Find how many lines in the data below mention "this". Give the number only.

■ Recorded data
┏━━

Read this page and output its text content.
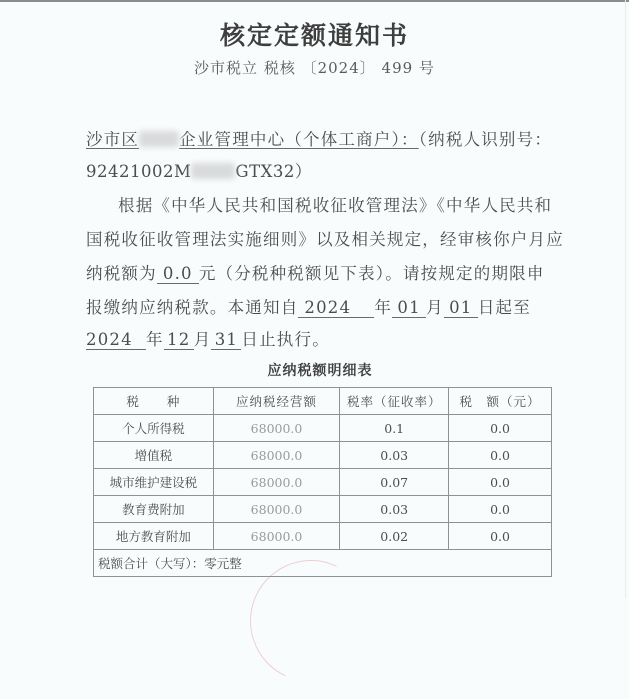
核定定额通知书
沙市税立 税核 〔2024〕 499 号
沙市区 企业管理中心（个体工商户）：（纳税人识别号：
92421002M	GTX32）
根据《中华人民共和国税收征收管理法》《中华人民共和
国税收征收管理法实施细则》以及相关规定，经审核你户月应
纳税额为 0.0 元（分税种税额见下表）。请按规定的期限申
报缴纳应纳税款。本通知自 2024 年 01 月 01 日起至
2024 年 12 月 31 日止执行。
应纳税额明细表
税　　种	应纳税经营额	税率（征收率）	税　额（元）
个人所得税	68000.0	0.1	0.0
增值税	68000.0	0.03	0.0
城市维护建设税	68000.0	0.07	0.0
教育费附加	68000.0	0.03	0.0
地方教育附加	68000.0	0.02	0.0
税额合计（大写）：零元整			
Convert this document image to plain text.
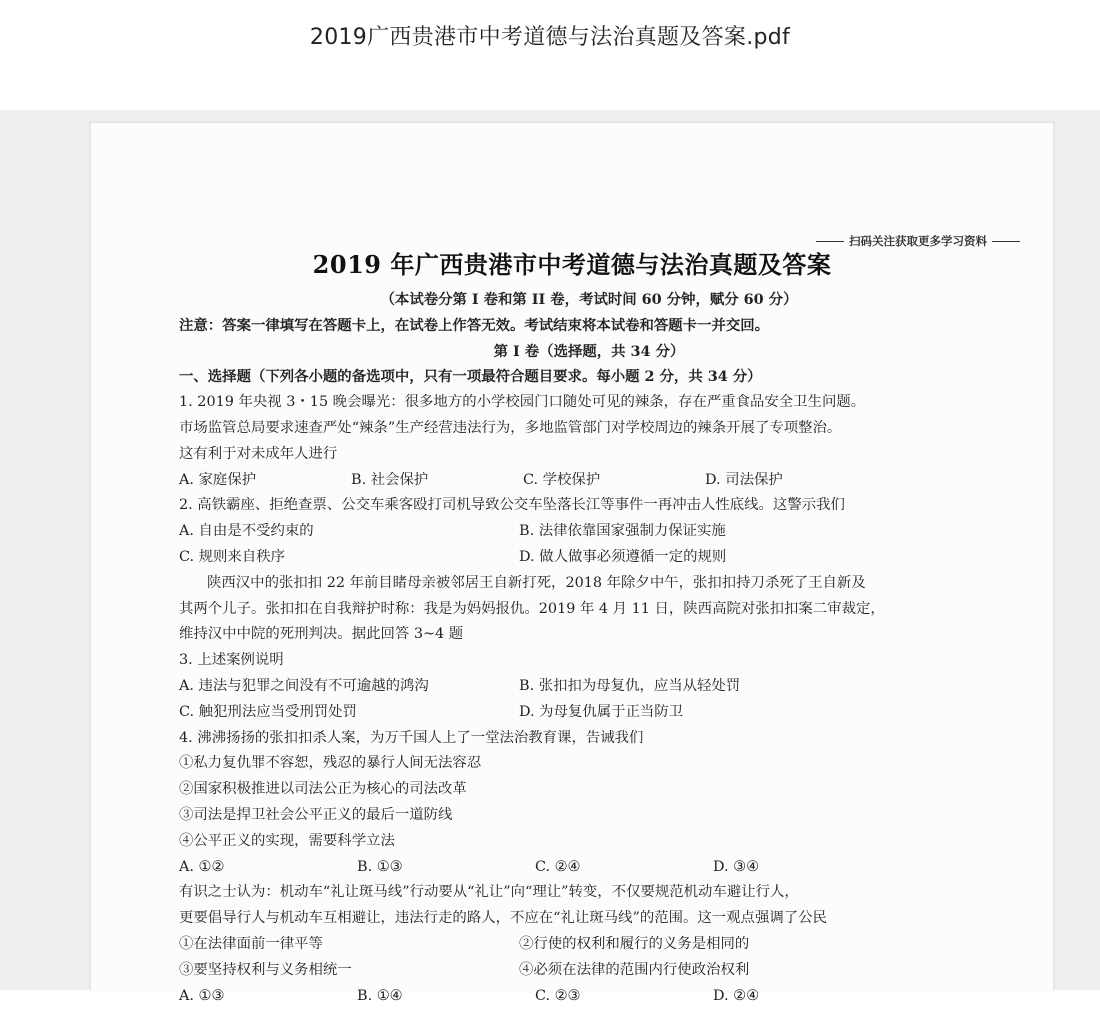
2019广西贵港市中考道德与法治真题及答案.pdf
扫码关注获取更多学习资料
2019 年广西贵港市中考道德与法治真题及答案
（本试卷分第 I 卷和第 II 卷，考试时间 60 分钟，赋分 60 分）
注意：答案一律填写在答题卡上，在试卷上作答无效。考试结束将本试卷和答题卡一并交回。
第 I 卷（选择题，共 34 分）
一、选择题（下列各小题的备选项中，只有一项最符合题目要求。每小题 2 分，共 34 分）
1. 2019 年央视 3・15 晚会曝光：很多地方的小学校园门口随处可见的辣条，存在严重食品安全卫生问题。
市场监管总局要求速查严处“辣条”生产经营违法行为，多地监管部门对学校周边的辣条开展了专项整治。
这有利于对未成年人进行
A. 家庭保护	B. 社会保护	C. 学校保护	D. 司法保护
2. 高铁霸座、拒绝查票、公交车乘客殴打司机导致公交车坠落长江等事件一再冲击人性底线。这警示我们
A. 自由是不受约束的	B. 法律依靠国家强制力保证实施
C. 规则来自秩序	D. 做人做事必须遵循一定的规则
陕西汉中的张扣扣 22 年前目睹母亲被邻居王自新打死，2018 年除夕中午，张扣扣持刀杀死了王自新及
其两个儿子。张扣扣在自我辩护时称：我是为妈妈报仇。2019 年 4 月 11 日，陕西高院对张扣扣案二审裁定，
维持汉中中院的死刑判决。据此回答 3~4 题
3. 上述案例说明
A. 违法与犯罪之间没有不可逾越的鸿沟	B. 张扣扣为母复仇，应当从轻处罚
C. 触犯刑法应当受刑罚处罚	D. 为母复仇属于正当防卫
4. 沸沸扬扬的张扣扣杀人案，为万千国人上了一堂法治教育课，告诫我们
①私力复仇罪不容恕，残忍的暴行人间无法容忍
②国家积极推进以司法公正为核心的司法改革
③司法是捍卫社会公平正义的最后一道防线
④公平正义的实现，需要科学立法
A. ①②	B. ①③	C. ②④	D. ③④
有识之士认为：机动车“礼让斑马线”行动要从“礼让”向“理让”转变，不仅要规范机动车避让行人，
更要倡导行人与机动车互相避让，违法行走的路人，不应在“礼让斑马线”的范围。这一观点强调了公民
①在法律面前一律平等	②行使的权利和履行的义务是相同的
③要坚持权利与义务相统一	④必须在法律的范围内行使政治权利
A. ①③	B. ①④	C. ②③	D. ②④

┗━━

■ Response below
2